What you should do:
Filter the data below for the string "text" and copy each matching line.

Provided records:
+ + + + +

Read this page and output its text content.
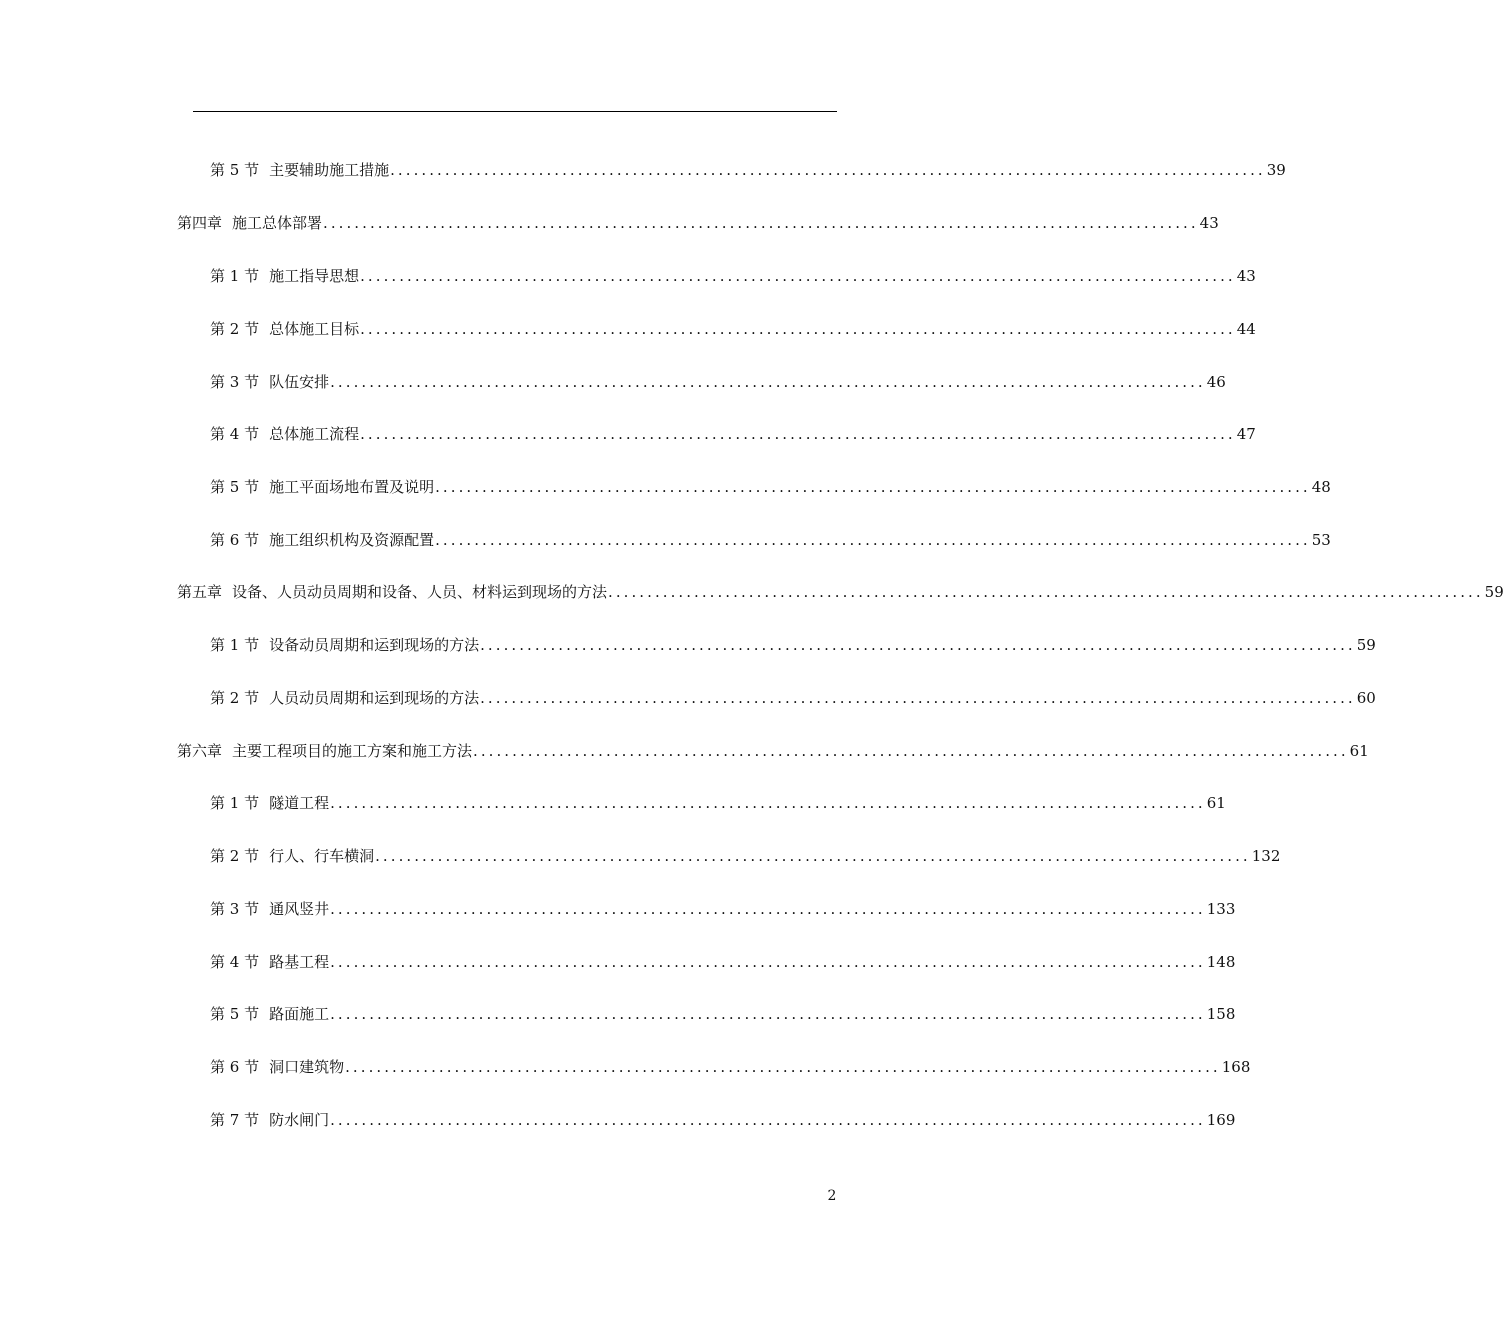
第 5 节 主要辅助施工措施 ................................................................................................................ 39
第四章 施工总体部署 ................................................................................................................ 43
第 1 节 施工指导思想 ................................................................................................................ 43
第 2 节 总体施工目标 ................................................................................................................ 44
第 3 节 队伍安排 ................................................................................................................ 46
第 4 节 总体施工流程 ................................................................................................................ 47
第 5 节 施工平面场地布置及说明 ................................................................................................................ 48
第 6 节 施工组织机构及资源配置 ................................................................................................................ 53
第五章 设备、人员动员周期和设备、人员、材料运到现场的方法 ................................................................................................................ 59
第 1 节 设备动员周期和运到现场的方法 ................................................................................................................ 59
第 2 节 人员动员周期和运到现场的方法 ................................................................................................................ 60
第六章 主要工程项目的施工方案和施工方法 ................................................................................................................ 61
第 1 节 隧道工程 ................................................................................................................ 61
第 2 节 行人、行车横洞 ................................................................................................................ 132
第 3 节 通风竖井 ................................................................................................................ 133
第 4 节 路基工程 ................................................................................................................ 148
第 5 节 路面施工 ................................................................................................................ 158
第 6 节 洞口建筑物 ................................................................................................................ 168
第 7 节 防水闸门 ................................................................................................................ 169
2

+ + + + +

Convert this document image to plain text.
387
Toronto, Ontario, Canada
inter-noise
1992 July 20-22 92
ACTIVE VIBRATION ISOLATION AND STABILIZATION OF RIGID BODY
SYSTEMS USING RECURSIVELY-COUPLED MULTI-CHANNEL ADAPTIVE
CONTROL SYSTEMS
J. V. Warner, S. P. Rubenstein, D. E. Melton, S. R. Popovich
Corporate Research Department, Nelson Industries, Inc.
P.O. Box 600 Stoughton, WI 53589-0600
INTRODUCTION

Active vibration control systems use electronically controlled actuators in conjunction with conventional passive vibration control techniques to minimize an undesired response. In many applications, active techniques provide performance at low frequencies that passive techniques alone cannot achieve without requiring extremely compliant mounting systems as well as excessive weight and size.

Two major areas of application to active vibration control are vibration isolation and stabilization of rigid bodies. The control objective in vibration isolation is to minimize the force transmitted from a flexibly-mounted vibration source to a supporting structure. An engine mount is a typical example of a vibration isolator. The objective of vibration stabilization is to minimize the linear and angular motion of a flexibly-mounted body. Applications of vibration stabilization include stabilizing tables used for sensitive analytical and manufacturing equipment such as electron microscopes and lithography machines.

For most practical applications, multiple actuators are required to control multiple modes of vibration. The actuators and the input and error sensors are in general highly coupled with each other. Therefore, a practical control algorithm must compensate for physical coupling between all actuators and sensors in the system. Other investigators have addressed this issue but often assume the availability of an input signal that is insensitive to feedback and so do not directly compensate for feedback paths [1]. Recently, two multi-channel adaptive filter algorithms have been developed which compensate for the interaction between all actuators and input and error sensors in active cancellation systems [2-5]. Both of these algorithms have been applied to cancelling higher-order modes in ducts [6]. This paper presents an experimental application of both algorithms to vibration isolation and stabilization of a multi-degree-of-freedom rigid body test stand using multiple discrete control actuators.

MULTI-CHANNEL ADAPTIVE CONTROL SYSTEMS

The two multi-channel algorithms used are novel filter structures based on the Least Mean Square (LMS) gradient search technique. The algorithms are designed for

+ + + + +

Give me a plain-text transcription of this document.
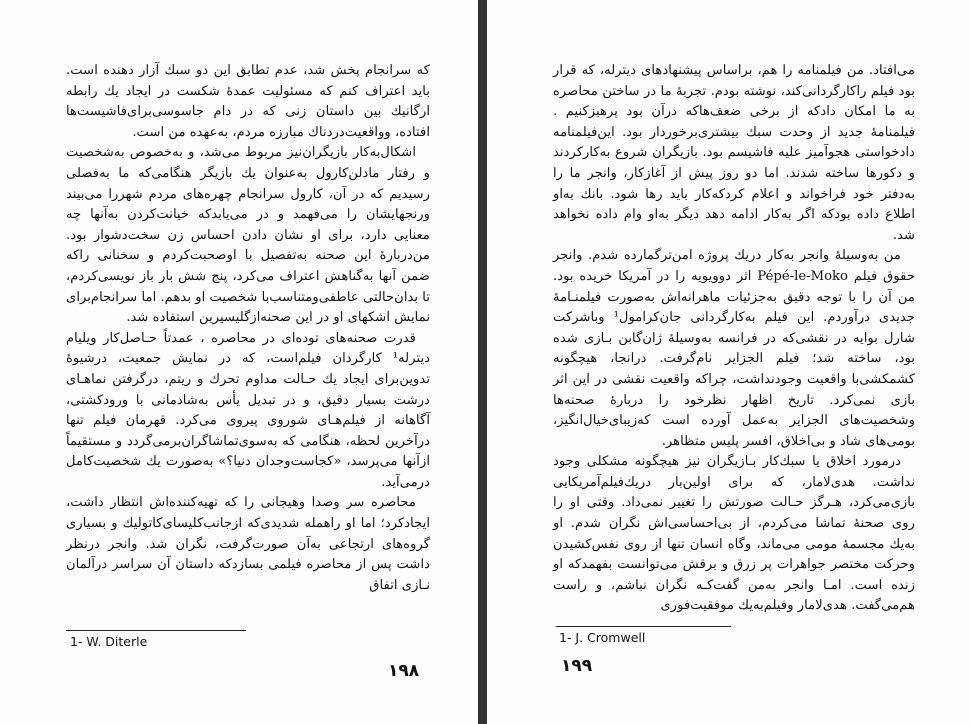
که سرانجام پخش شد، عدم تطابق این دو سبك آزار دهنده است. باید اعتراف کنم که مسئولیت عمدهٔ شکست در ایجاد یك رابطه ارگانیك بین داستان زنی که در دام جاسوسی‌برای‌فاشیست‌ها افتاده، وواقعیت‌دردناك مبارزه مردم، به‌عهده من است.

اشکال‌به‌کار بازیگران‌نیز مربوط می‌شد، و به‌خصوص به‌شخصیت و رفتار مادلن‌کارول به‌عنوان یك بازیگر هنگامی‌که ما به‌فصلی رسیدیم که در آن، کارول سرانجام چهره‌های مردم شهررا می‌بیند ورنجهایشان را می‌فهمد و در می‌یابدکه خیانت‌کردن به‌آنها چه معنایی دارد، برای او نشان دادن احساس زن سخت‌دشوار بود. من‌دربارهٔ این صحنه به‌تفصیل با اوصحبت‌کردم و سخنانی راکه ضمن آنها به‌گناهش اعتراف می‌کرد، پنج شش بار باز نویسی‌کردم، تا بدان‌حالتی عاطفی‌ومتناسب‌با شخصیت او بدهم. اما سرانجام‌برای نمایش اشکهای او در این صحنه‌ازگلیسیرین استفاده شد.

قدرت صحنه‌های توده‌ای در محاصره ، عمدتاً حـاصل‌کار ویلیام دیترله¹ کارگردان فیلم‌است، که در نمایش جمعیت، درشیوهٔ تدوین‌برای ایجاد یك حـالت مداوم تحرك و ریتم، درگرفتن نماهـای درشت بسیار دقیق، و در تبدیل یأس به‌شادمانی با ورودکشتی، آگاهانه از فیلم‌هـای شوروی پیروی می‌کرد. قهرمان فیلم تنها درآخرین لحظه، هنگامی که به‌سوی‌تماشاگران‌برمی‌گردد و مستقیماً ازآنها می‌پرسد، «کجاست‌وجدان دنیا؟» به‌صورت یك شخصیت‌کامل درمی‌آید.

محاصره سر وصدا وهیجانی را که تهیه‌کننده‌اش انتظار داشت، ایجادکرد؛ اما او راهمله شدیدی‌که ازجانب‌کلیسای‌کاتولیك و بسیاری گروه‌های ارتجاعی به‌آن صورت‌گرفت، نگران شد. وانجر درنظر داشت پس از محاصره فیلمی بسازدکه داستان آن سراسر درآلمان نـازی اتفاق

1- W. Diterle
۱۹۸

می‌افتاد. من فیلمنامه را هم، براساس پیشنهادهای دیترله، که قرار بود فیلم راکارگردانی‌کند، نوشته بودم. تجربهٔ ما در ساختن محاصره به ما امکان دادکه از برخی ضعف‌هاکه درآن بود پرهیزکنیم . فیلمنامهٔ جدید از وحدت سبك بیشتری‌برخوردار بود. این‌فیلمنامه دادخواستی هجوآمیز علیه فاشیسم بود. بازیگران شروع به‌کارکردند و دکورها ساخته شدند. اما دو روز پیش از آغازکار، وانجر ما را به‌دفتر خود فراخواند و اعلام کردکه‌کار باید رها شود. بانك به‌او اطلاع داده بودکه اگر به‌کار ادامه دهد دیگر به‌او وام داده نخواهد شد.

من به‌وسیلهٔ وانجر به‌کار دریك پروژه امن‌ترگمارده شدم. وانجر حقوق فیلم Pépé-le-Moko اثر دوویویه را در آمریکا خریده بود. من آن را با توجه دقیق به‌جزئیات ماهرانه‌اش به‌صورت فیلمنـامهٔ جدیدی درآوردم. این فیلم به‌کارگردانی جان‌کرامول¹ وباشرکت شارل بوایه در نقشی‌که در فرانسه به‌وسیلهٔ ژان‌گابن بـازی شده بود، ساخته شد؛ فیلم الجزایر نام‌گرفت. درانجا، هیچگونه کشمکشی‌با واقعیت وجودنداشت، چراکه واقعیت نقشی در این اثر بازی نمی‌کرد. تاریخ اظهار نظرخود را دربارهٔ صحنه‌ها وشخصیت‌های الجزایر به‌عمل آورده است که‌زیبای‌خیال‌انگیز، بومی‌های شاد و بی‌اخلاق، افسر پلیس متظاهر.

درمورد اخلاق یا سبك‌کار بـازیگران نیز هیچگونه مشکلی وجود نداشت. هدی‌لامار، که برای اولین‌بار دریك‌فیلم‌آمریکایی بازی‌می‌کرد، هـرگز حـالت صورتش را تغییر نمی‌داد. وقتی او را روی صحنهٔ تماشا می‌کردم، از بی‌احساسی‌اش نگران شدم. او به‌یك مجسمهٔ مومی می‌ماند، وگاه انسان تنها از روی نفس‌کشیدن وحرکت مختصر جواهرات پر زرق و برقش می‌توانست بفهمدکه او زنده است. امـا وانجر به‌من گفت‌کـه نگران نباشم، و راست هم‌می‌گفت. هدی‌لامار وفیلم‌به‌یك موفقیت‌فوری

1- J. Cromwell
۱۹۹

+ + + + +

Problem solution:
Read this page and output its text content.
Convert this document image to plain text.
Give me a plain-text transcription of this document.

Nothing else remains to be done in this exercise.